# Stated problem:
Extract all data as written.

# Exercise material:

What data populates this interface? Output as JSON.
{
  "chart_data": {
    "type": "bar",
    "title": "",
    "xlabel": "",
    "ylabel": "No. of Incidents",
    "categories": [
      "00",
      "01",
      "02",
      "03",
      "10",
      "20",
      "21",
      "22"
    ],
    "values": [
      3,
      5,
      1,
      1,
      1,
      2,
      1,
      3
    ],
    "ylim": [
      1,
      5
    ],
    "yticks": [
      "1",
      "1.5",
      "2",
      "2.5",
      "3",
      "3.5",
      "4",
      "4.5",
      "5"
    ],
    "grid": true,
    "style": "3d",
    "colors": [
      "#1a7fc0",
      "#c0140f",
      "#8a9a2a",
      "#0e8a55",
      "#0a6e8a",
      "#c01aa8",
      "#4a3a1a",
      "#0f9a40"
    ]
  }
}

# Reply:
What data populates this interface? Output as JSON.
{
  "chart_data": {
    "type": "bar",
    "title": "",
    "xlabel": "",
    "ylabel": "No. of Incidents",
    "categories": [
      "00",
      "01",
      "02",
      "03",
      "10",
      "20",
      "21",
      "22"
    ],
    "values": [
      3,
      5,
      1,
      1,
      1,
      2,
      1,
      3
    ],
    "ylim": [
      1,
      5
    ],
    "yticks": [
      "1",
      "1.5",
      "2",
      "2.5",
      "3",
      "3.5",
      "4",
      "4.5",
      "5"
    ],
    "grid": true,
    "style": "3d",
    "colors": [
      "#1a7fc0",
      "#c0140f",
      "#8a9a2a",
      "#0e8a55",
      "#0a6e8a",
      "#c01aa8",
      "#4a3a1a",
      "#0f9a40"
    ]
  }
}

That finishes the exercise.